* start *
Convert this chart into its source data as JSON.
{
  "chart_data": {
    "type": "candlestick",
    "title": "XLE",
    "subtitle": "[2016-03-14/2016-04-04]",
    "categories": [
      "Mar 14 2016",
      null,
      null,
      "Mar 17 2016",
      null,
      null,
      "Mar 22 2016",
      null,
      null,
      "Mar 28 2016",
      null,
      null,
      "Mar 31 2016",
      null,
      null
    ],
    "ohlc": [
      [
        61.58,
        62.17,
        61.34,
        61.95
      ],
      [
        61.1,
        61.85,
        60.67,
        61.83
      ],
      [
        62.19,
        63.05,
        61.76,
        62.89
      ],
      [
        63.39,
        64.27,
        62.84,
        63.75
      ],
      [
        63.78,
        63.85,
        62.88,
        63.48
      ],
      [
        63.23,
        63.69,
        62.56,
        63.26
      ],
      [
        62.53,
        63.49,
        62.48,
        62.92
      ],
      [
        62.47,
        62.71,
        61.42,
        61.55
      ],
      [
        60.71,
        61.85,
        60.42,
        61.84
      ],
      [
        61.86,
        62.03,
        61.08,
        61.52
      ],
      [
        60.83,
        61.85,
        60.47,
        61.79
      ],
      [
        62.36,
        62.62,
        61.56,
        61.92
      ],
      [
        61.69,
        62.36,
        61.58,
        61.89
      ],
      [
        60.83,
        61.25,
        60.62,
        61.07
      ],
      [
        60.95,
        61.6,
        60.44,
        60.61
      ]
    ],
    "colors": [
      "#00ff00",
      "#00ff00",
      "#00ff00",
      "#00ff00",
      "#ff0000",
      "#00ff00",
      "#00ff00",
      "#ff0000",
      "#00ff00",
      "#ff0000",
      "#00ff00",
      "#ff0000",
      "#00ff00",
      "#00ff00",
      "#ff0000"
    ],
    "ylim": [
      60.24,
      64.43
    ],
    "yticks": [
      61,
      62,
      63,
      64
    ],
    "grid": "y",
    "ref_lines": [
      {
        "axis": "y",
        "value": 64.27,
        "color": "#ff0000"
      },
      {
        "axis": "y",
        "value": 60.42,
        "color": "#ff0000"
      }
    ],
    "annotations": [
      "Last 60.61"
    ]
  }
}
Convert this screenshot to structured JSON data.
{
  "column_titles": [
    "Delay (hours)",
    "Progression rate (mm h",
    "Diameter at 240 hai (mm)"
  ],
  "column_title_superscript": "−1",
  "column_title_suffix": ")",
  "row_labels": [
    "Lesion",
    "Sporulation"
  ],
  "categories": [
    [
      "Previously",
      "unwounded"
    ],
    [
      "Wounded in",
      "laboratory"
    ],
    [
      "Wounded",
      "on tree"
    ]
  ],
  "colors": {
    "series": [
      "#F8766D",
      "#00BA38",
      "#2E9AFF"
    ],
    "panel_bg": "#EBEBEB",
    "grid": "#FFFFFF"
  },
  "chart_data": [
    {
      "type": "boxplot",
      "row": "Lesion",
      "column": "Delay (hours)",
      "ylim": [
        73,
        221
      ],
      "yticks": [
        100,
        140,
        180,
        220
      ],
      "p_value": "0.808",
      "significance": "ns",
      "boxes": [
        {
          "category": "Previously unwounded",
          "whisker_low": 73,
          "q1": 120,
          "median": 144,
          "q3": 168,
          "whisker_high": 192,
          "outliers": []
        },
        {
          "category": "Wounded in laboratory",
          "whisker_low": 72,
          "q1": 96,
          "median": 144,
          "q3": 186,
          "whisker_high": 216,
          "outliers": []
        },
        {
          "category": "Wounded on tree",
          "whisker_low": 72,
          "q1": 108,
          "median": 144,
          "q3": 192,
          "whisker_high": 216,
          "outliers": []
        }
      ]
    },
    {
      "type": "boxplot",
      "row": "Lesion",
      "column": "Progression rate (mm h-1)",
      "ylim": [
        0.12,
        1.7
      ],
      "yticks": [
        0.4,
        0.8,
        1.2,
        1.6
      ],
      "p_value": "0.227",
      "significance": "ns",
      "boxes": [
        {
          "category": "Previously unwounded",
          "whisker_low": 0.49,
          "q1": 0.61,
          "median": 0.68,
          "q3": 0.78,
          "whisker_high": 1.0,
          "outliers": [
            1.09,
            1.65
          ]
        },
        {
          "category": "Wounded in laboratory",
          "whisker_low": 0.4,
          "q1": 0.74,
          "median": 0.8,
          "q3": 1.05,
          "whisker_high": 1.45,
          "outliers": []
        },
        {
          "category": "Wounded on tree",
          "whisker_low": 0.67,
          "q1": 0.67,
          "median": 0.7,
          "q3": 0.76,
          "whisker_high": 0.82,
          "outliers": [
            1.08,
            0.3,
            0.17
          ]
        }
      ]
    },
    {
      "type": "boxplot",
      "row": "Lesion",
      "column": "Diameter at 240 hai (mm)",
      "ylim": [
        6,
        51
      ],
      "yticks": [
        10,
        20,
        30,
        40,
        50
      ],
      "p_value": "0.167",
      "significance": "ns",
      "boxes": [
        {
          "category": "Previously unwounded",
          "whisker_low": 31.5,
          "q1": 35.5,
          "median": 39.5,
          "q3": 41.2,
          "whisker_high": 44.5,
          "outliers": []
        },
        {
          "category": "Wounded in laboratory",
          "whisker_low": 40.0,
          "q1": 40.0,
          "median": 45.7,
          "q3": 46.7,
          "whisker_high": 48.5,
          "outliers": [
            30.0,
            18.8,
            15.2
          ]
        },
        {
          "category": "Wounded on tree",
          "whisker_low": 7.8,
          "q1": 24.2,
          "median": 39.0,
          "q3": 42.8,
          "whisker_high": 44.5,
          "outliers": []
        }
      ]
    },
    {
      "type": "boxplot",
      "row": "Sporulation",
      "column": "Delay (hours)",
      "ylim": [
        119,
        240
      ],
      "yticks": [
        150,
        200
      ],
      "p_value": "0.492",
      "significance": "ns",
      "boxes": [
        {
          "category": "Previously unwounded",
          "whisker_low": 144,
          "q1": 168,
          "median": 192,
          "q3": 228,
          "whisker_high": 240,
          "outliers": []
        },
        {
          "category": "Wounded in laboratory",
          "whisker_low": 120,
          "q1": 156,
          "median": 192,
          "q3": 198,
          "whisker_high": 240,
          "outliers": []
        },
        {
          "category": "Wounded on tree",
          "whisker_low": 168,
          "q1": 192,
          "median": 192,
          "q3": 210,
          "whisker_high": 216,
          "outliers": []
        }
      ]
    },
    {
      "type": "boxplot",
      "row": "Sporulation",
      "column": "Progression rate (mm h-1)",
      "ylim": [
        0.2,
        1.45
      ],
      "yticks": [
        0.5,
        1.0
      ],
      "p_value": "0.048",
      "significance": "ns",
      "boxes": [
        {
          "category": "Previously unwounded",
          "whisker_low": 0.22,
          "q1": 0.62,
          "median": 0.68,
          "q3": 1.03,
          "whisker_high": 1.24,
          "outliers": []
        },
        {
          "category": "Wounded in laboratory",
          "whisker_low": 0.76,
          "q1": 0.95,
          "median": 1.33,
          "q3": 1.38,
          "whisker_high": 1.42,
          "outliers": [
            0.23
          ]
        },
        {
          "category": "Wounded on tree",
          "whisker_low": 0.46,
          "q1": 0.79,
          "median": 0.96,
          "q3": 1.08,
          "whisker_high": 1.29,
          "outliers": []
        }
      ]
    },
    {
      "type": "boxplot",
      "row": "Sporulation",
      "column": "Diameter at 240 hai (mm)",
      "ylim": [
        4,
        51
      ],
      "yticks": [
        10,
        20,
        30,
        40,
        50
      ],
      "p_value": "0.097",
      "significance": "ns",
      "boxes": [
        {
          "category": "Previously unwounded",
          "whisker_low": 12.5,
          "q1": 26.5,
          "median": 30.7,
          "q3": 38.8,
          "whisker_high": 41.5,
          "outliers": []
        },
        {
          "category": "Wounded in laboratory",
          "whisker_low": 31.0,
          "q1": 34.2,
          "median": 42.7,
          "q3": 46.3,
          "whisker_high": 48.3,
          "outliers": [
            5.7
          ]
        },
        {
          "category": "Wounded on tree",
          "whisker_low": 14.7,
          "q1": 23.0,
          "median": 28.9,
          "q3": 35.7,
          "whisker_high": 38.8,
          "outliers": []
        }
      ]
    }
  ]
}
* end *
> Stated goal: Tally the lines of the listing in which the word "Convert" occurs, and state the total alone.

> Reply to the task: 2